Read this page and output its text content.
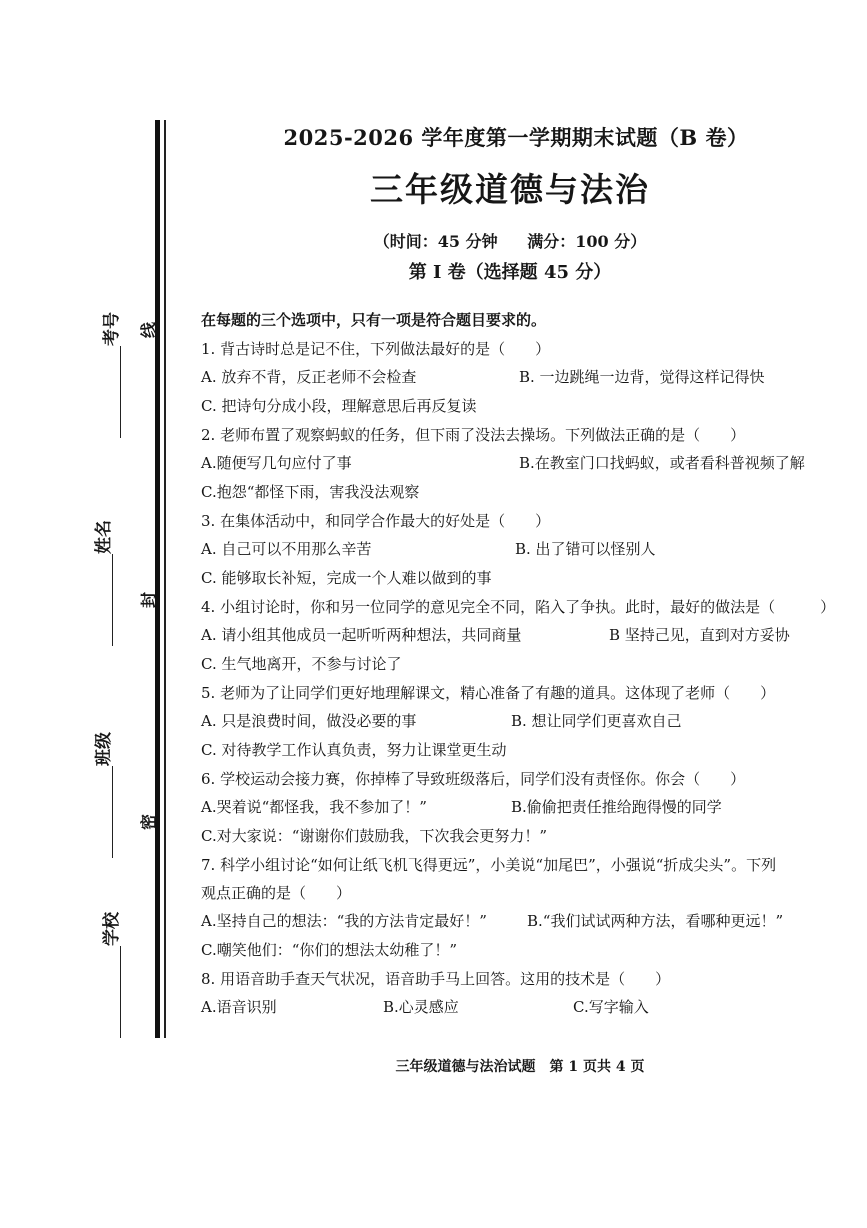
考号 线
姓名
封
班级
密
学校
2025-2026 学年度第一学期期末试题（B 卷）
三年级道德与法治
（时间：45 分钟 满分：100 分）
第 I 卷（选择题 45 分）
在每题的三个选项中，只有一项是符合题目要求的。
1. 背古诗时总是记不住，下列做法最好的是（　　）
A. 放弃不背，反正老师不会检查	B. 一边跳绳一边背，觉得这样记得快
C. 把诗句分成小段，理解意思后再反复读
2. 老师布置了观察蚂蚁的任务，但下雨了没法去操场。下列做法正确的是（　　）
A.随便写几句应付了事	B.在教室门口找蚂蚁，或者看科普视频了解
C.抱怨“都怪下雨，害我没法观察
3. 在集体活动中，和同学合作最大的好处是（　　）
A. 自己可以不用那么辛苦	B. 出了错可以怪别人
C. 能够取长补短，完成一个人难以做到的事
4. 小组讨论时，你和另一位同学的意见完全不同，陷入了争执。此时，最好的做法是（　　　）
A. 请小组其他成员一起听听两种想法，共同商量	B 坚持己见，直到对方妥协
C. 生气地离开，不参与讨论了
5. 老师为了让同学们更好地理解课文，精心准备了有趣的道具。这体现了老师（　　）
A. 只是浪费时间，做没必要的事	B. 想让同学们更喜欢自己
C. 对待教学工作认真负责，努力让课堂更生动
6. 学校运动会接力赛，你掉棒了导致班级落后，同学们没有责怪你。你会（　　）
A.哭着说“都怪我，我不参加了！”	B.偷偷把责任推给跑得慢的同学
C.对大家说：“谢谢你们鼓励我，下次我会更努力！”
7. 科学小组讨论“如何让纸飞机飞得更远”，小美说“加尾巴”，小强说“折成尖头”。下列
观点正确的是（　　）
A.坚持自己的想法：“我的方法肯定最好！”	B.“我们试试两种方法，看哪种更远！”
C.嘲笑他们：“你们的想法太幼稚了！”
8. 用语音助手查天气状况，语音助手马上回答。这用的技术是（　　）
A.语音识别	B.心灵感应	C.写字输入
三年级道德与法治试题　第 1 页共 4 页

========================================================================

§ **Exercise instructions**
Print out the whole of the material word for word, without pictures.

§ **The answer**
Read this page and output its text content.
考号 线
姓名
封
班级
密
学校
2025-2026 学年度第一学期期末试题（B 卷）
三年级道德与法治
（时间：45 分钟 满分：100 分）
第 I 卷（选择题 45 分）
在每题的三个选项中，只有一项是符合题目要求的。
1. 背古诗时总是记不住，下列做法最好的是（　　）
A. 放弃不背，反正老师不会检查	B. 一边跳绳一边背，觉得这样记得快
C. 把诗句分成小段，理解意思后再反复读
2. 老师布置了观察蚂蚁的任务，但下雨了没法去操场。下列做法正确的是（　　）
A.随便写几句应付了事	B.在教室门口找蚂蚁，或者看科普视频了解
C.抱怨“都怪下雨，害我没法观察
3. 在集体活动中，和同学合作最大的好处是（　　）
A. 自己可以不用那么辛苦	B. 出了错可以怪别人
C. 能够取长补短，完成一个人难以做到的事
4. 小组讨论时，你和另一位同学的意见完全不同，陷入了争执。此时，最好的做法是（　　　）
A. 请小组其他成员一起听听两种想法，共同商量	B 坚持己见，直到对方妥协
C. 生气地离开，不参与讨论了
5. 老师为了让同学们更好地理解课文，精心准备了有趣的道具。这体现了老师（　　）
A. 只是浪费时间，做没必要的事	B. 想让同学们更喜欢自己
C. 对待教学工作认真负责，努力让课堂更生动
6. 学校运动会接力赛，你掉棒了导致班级落后，同学们没有责怪你。你会（　　）
A.哭着说“都怪我，我不参加了！”	B.偷偷把责任推给跑得慢的同学
C.对大家说：“谢谢你们鼓励我，下次我会更努力！”
7. 科学小组讨论“如何让纸飞机飞得更远”，小美说“加尾巴”，小强说“折成尖头”。下列
观点正确的是（　　）
A.坚持自己的想法：“我的方法肯定最好！”	B.“我们试试两种方法，看哪种更远！”
C.嘲笑他们：“你们的想法太幼稚了！”
8. 用语音助手查天气状况，语音助手马上回答。这用的技术是（　　）
A.语音识别	B.心灵感应	C.写字输入
三年级道德与法治试题　第 1 页共 4 页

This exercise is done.